WHAT TO WORK ON
Convert the listing below into a JSON list of strings, with each line as one string and blank lines omitted.

INFORMATION SUPPLIED

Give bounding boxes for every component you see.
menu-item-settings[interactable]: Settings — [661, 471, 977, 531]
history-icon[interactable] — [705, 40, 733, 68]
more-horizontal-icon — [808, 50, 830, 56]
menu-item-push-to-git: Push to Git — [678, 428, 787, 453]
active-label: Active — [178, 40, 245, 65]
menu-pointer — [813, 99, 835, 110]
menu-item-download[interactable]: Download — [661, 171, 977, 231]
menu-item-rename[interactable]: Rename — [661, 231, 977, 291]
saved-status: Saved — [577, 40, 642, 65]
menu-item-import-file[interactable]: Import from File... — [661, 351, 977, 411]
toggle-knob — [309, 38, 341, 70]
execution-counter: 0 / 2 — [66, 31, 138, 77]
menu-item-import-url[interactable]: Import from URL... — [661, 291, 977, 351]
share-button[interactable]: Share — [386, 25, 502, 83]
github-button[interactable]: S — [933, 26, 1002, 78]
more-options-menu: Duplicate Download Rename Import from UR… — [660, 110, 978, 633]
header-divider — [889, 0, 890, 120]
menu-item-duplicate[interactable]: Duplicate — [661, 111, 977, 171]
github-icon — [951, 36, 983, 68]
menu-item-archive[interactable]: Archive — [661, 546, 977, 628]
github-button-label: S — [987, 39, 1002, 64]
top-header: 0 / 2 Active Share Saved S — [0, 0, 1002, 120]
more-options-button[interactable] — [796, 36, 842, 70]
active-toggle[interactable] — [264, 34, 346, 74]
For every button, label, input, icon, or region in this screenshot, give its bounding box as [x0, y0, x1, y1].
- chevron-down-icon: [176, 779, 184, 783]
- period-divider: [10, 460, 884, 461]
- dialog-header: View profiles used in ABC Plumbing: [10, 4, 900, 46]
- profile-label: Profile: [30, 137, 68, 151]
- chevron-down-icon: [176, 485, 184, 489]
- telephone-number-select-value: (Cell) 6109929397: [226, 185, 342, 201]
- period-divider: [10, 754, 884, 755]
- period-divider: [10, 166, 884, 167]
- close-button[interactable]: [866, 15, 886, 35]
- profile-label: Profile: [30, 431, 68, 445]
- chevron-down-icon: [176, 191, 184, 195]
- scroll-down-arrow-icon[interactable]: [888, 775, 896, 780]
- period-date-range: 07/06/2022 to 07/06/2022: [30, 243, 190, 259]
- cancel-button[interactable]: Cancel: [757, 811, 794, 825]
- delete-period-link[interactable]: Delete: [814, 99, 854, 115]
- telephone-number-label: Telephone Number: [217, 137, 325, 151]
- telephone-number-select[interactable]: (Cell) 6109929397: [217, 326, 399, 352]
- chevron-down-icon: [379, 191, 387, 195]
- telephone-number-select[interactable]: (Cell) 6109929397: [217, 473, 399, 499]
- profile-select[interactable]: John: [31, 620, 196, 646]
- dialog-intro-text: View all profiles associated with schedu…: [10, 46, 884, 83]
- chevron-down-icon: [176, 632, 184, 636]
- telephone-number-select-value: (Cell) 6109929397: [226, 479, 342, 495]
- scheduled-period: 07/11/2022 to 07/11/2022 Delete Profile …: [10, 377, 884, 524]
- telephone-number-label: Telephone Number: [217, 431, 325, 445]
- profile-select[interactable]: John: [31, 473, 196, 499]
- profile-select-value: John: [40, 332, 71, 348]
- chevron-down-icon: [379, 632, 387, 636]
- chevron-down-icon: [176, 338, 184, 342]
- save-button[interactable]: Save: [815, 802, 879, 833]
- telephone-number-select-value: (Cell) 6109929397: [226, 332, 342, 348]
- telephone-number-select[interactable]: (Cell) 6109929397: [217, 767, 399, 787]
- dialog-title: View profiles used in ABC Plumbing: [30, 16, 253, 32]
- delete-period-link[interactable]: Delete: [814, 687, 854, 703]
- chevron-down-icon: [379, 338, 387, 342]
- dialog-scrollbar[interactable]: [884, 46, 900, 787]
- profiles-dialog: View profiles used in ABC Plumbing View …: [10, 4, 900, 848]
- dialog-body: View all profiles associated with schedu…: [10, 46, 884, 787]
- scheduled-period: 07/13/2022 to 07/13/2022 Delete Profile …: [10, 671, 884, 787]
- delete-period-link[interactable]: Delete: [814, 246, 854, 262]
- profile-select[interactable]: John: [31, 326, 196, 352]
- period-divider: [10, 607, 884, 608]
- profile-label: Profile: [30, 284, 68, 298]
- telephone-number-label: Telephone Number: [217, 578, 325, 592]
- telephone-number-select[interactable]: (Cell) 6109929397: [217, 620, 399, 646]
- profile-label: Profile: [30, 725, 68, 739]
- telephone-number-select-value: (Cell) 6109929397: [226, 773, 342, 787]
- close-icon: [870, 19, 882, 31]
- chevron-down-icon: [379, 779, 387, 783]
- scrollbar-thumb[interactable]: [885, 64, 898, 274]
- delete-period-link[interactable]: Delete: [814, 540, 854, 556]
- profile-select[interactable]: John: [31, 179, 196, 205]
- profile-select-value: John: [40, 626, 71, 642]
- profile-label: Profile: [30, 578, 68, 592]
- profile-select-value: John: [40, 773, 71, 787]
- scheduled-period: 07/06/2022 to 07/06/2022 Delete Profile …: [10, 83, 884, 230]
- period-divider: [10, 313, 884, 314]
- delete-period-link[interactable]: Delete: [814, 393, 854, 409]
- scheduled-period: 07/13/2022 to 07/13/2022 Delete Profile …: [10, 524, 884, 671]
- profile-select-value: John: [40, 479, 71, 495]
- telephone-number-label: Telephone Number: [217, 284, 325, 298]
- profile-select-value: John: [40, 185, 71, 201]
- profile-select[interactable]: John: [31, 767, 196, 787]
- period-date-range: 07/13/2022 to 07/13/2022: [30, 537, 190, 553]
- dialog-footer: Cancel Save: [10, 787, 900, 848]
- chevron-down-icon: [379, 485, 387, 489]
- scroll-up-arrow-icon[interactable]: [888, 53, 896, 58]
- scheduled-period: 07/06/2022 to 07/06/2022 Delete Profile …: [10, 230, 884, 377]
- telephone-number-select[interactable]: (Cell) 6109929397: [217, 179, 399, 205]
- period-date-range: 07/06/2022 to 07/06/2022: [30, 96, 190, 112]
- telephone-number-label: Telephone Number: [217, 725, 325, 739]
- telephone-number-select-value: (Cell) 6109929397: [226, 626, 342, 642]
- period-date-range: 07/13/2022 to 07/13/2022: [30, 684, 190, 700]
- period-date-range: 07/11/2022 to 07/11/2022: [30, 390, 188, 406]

TASK RESULT
[
  "Give bounding boxes for every component you see.",
  "menu-item-settings[interactable]: Settings — [661, 471, 977, 531]",
  "history-icon[interactable] — [705, 40, 733, 68]",
  "more-horizontal-icon — [808, 50, 830, 56]",
  "menu-item-push-to-git: Push to Git — [678, 428, 787, 453]",
  "active-label: Active — [178, 40, 245, 65]",
  "menu-pointer — [813, 99, 835, 110]",
  "menu-item-download[interactable]: Download — [661, 171, 977, 231]",
  "menu-item-rename[interactable]: Rename — [661, 231, 977, 291]",
  "saved-status: Saved — [577, 40, 642, 65]",
  "menu-item-import-file[interactable]: Import from File... — [661, 351, 977, 411]",
  "toggle-knob — [309, 38, 341, 70]",
  "execution-counter: 0 / 2 — [66, 31, 138, 77]",
  "menu-item-import-url[interactable]: Import from URL... — [661, 291, 977, 351]",
  "share-button[interactable]: Share — [386, 25, 502, 83]",
  "github-button[interactable]: S — [933, 26, 1002, 78]",
  "more-options-menu: Duplicate Download Rename Import from UR… — [660, 110, 978, 633]",
  "header-divider — [889, 0, 890, 120]",
  "menu-item-duplicate[interactable]: Duplicate — [661, 111, 977, 171]",
  "github-icon — [951, 36, 983, 68]",
  "menu-item-archive[interactable]: Archive — [661, 546, 977, 628]",
  "github-button-label: S — [987, 39, 1002, 64]",
  "top-header: 0 / 2 Active Share Saved S — [0, 0, 1002, 120]",
  "more-options-button[interactable] — [796, 36, 842, 70]",
  "active-toggle[interactable] — [264, 34, 346, 74]",
  "For every button, label, input, icon, or region in this screenshot, give its bounding box as [x0, y0, x1, y1].",
  "- chevron-down-icon: [176, 779, 184, 783]",
  "- period-divider: [10, 460, 884, 461]",
  "- dialog-header: View profiles used in ABC Plumbing: [10, 4, 900, 46]",
  "- profile-label: Profile: [30, 137, 68, 151]",
  "- chevron-down-icon: [176, 485, 184, 489]",
  "- telephone-number-select-value: (Cell) 6109929397: [226, 185, 342, 201]",
  "- period-divider: [10, 754, 884, 755]",
  "- period-divider: [10, 166, 884, 167]",
  "- close-button[interactable]: [866, 15, 886, 35]",
  "- profile-label: Profile: [30, 431, 68, 445]",
  "- chevron-down-icon: [176, 191, 184, 195]",
  "- scroll-down-arrow-icon[interactable]: [888, 775, 896, 780]",
  "- period-date-range: 07/06/2022 to 07/06/2022: [30, 243, 190, 259]",
  "- cancel-button[interactable]: Cancel: [757, 811, 794, 825]",
  "- delete-period-link[interactable]: Delete: [814, 99, 854, 115]",
  "- telephone-number-label: Telephone Number: [217, 137, 325, 151]",
  "- telephone-number-select[interactable]: (Cell) 6109929397: [217, 326, 399, 352]",
  "- chevron-down-icon: [379, 191, 387, 195]",
  "- telephone-number-select[interactable]: (Cell) 6109929397: [217, 473, 399, 499]",
  "- profile-select[interactable]: John: [31, 620, 196, 646]",
  "- dialog-intro-text: View all profiles associated with schedu…: [10, 46, 884, 83]",
  "- chevron-down-icon: [176, 632, 184, 636]",
  "- telephone-number-select-value: (Cell) 6109929397: [226, 479, 342, 495]",
  "- scheduled-period: 07/11/2022 to 07/11/2022 Delete Profile …: [10, 377, 884, 524]",
  "- telephone-number-label: Telephone Number: [217, 431, 325, 445]",
  "- profile-select[interactable]: John: [31, 473, 196, 499]",
  "- profile-select-value: John: [40, 332, 71, 348]",
  "- chevron-down-icon: [379, 632, 387, 636]",
  "- chevron-down-icon: [176, 338, 184, 342]",
  "- save-button[interactable]: Save: [815, 802, 879, 833]",
  "- telephone-number-select-value: (Cell) 6109929397: [226, 332, 342, 348]",
  "- telephone-number-select[interactable]: (Cell) 6109929397: [217, 767, 399, 787]",
  "- dialog-title: View profiles used in ABC Plumbing: [30, 16, 253, 32]",
  "- delete-period-link[interactable]: Delete: [814, 687, 854, 703]",
  "- chevron-down-icon: [379, 338, 387, 342]",
  "- dialog-scrollbar[interactable]: [884, 46, 900, 787]",
  "- profiles-dialog: View profiles used in ABC Plumbing View …: [10, 4, 900, 848]",
  "- dialog-body: View all profiles associated with schedu…: [10, 46, 884, 787]",
  "- scheduled-period: 07/13/2022 to 07/13/2022 Delete Profile …: [10, 671, 884, 787]",
  "- delete-period-link[interactable]: Delete: [814, 246, 854, 262]",
  "- profile-select[interactable]: John: [31, 326, 196, 352]",
  "- period-divider: [10, 607, 884, 608]",
  "- profile-label: Profile: [30, 284, 68, 298]",
  "- telephone-number-label: Telephone Number: [217, 578, 325, 592]",
  "- telephone-number-select[interactable]: (Cell) 6109929397: [217, 620, 399, 646]",
  "- profile-label: Profile: [30, 725, 68, 739]",
  "- telephone-number-select-value: (Cell) 6109929397: [226, 773, 342, 787]",
  "- close-icon: [870, 19, 882, 31]",
  "- chevron-down-icon: [379, 779, 387, 783]",
  "- scrollbar-thumb[interactable]: [885, 64, 898, 274]",
  "- delete-period-link[interactable]: Delete: [814, 540, 854, 556]",
  "- profile-select[interactable]: John: [31, 179, 196, 205]",
  "- profile-select-value: John: [40, 626, 71, 642]",
  "- profile-label: Profile: [30, 578, 68, 592]",
  "- profile-select-value: John: [40, 773, 71, 787]",
  "- scheduled-period: 07/06/2022 to 07/06/2022 Delete Profile …: [10, 83, 884, 230]",
  "- period-divider: [10, 313, 884, 314]",
  "- delete-period-link[interactable]: Delete: [814, 393, 854, 409]",
  "- scheduled-period: 07/13/2022 to 07/13/2022 Delete Profile …: [10, 524, 884, 671]",
  "- profile-select-value: John: [40, 479, 71, 495]",
  "- telephone-number-label: Telephone Number: [217, 284, 325, 298]",
  "- profile-select-value: John: [40, 185, 71, 201]",
  "- profile-select[interactable]: John: [31, 767, 196, 787]",
  "- period-date-range: 07/13/2022 to 07/13/2022: [30, 537, 190, 553]",
  "- dialog-footer: Cancel Save: [10, 787, 900, 848]",
  "- chevron-down-icon: [379, 485, 387, 489]",
  "- scroll-up-arrow-icon[interactable]: [888, 53, 896, 58]",
  "- scheduled-period: 07/06/2022 to 07/06/2022 Delete Profile …: [10, 230, 884, 377]",
  "- telephone-number-select[interactable]: (Cell) 6109929397: [217, 179, 399, 205]",
  "- period-date-range: 07/06/2022 to 07/06/2022: [30, 96, 190, 112]",
  "- telephone-number-label: Telephone Number: [217, 725, 325, 739]",
  "- telephone-number-select-value: (Cell) 6109929397: [226, 626, 342, 642]",
  "- period-date-range: 07/13/2022 to 07/13/2022: [30, 684, 190, 700]",
  "- period-date-range: 07/11/2022 to 07/11/2022: [30, 390, 188, 406]"
]